In the records below, find each line containing the word "color" and copy it.
[start of SOURCE RECORDS]
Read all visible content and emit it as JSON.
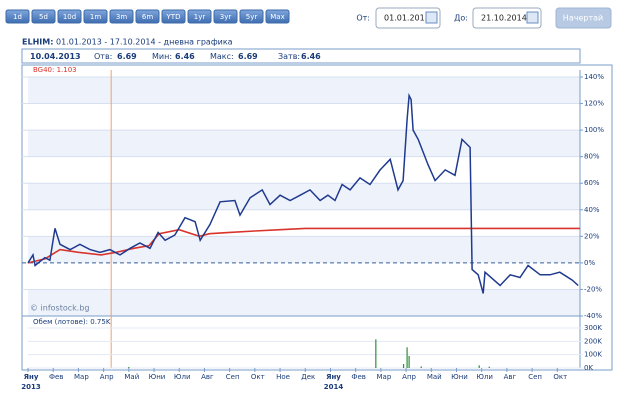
{
  "toolbar": {
    "periods": [
      "1d",
      "5d",
      "10d",
      "1m",
      "3m",
      "6m",
      "YTD",
      "1yr",
      "3yr",
      "5yr",
      "Max"
    ],
    "from_label": "От:",
    "from_value": "01.01.2013",
    "to_label": "До:",
    "to_value": "21.10.2014",
    "button": "Начертай"
  },
  "chart_data": {
    "type": "line",
    "title": "ELHIM:",
    "subtitle": "01.01.2013 - 17.10.2014 - дневна графика",
    "info": {
      "date": "10.04.2013",
      "fields": [
        {
          "label": "Отв:",
          "value": 6.69
        },
        {
          "label": "Мин:",
          "value": 6.46
        },
        {
          "label": "Макс:",
          "value": 6.69
        },
        {
          "label": "Затв:",
          "value": 6.46
        }
      ]
    },
    "watermark": "© infostock.bg",
    "cursor_x": 3.3,
    "xlim": [
      0,
      21.9
    ],
    "xticks": [
      {
        "value": 0,
        "label": "Яну"
      },
      {
        "value": 1,
        "label": "Фев"
      },
      {
        "value": 2,
        "label": "Мар"
      },
      {
        "value": 3,
        "label": "Апр"
      },
      {
        "value": 4,
        "label": "Май"
      },
      {
        "value": 5,
        "label": "Юни"
      },
      {
        "value": 6,
        "label": "Юли"
      },
      {
        "value": 7,
        "label": "Авг"
      },
      {
        "value": 8,
        "label": "Сеп"
      },
      {
        "value": 9,
        "label": "Окт"
      },
      {
        "value": 10,
        "label": "Ное"
      },
      {
        "value": 11,
        "label": "Дек"
      },
      {
        "value": 12,
        "label": "Яну"
      },
      {
        "value": 13,
        "label": "Фев"
      },
      {
        "value": 14,
        "label": "Мар"
      },
      {
        "value": 15,
        "label": "Апр"
      },
      {
        "value": 16,
        "label": "Май"
      },
      {
        "value": 17,
        "label": "Юни"
      },
      {
        "value": 18,
        "label": "Юли"
      },
      {
        "value": 19,
        "label": "Авг"
      },
      {
        "value": 20,
        "label": "Сеп"
      },
      {
        "value": 21,
        "label": "Окт"
      }
    ],
    "xtick_years": [
      {
        "value": 0,
        "label": "2013"
      },
      {
        "value": 12,
        "label": "2014"
      }
    ],
    "ylim": [
      -40,
      140
    ],
    "yticks": [
      {
        "value": -40,
        "label": "-40%"
      },
      {
        "value": -20,
        "label": "-20%"
      },
      {
        "value": 0,
        "label": "0%"
      },
      {
        "value": 20,
        "label": "20%"
      },
      {
        "value": 40,
        "label": "40%"
      },
      {
        "value": 60,
        "label": "60%"
      },
      {
        "value": 80,
        "label": "80%"
      },
      {
        "value": 100,
        "label": "100%"
      },
      {
        "value": 120,
        "label": "120%"
      },
      {
        "value": 140,
        "label": "140%"
      }
    ],
    "grid": true,
    "series": [
      {
        "color": "#1f3a8f",
        "x": [
          0,
          0.2,
          0.28,
          0.67,
          0.87,
          1.07,
          1.27,
          1.67,
          2.06,
          2.46,
          2.86,
          3.25,
          3.65,
          4.05,
          4.44,
          4.84,
          5.16,
          5.44,
          5.83,
          6.23,
          6.63,
          6.83,
          7.22,
          7.62,
          8.21,
          8.41,
          8.81,
          9.29,
          9.6,
          10.0,
          10.4,
          10.8,
          11.19,
          11.59,
          11.9,
          12.18,
          12.46,
          12.78,
          13.17,
          13.57,
          13.97,
          14.37,
          14.68,
          14.88,
          15.04,
          15.12,
          15.2,
          15.28,
          15.48,
          15.87,
          16.15,
          16.55,
          16.94,
          17.22,
          17.54,
          17.62,
          17.86,
          18.06,
          18.13,
          18.73,
          19.13,
          19.52,
          19.84,
          20.32,
          20.71,
          21.1,
          21.59,
          21.83
        ],
        "values": [
          0,
          6,
          -2,
          4,
          2,
          26,
          14,
          10,
          14,
          10,
          8,
          10,
          6,
          11,
          15,
          11,
          23,
          17,
          21,
          34,
          31,
          17,
          29,
          46,
          47,
          36,
          49,
          55,
          44,
          51,
          47,
          51,
          55,
          47,
          51,
          47,
          59,
          55,
          64,
          59,
          70,
          78,
          55,
          62,
          108,
          126,
          123,
          100,
          93,
          74,
          62,
          70,
          66,
          93,
          87,
          -5,
          -9,
          -23,
          -7,
          -17,
          -9,
          -11,
          -2,
          -9,
          -9,
          -7,
          -13,
          -17
        ]
      },
      {
        "name": "BG40: 1.103",
        "color": "#d9342b",
        "x": [
          0,
          0.67,
          1.27,
          2,
          2.9,
          3.5,
          4.2,
          4.8,
          5.2,
          6,
          6.8,
          7.2,
          8,
          9,
          10,
          11,
          12,
          21.9
        ],
        "values": [
          0,
          3,
          10,
          8,
          6,
          8,
          11,
          13,
          22,
          25,
          20,
          22,
          23,
          24,
          25,
          26,
          26,
          26
        ]
      }
    ],
    "volume": {
      "label": "Обем (лотове): 0.75K",
      "color": "#2f8f3a",
      "x": [
        4.0,
        13.8,
        14.9,
        15.04,
        15.12,
        15.6,
        17.9,
        18.3
      ],
      "values": [
        8000,
        215000,
        30000,
        155000,
        90000,
        12000,
        20000,
        10000
      ],
      "ylim": [
        0,
        360000
      ],
      "yticks": [
        {
          "value": 0,
          "label": "0K"
        },
        {
          "value": 100000,
          "label": "100K"
        },
        {
          "value": 200000,
          "label": "200K"
        },
        {
          "value": 300000,
          "label": "300K"
        }
      ]
    }
  }
}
[end of SOURCE RECORDS]
→ **TASK OUTPUT**:
        "color": "#1f3a8f",
        "color": "#d9342b",
      "color": "#2f8f3a",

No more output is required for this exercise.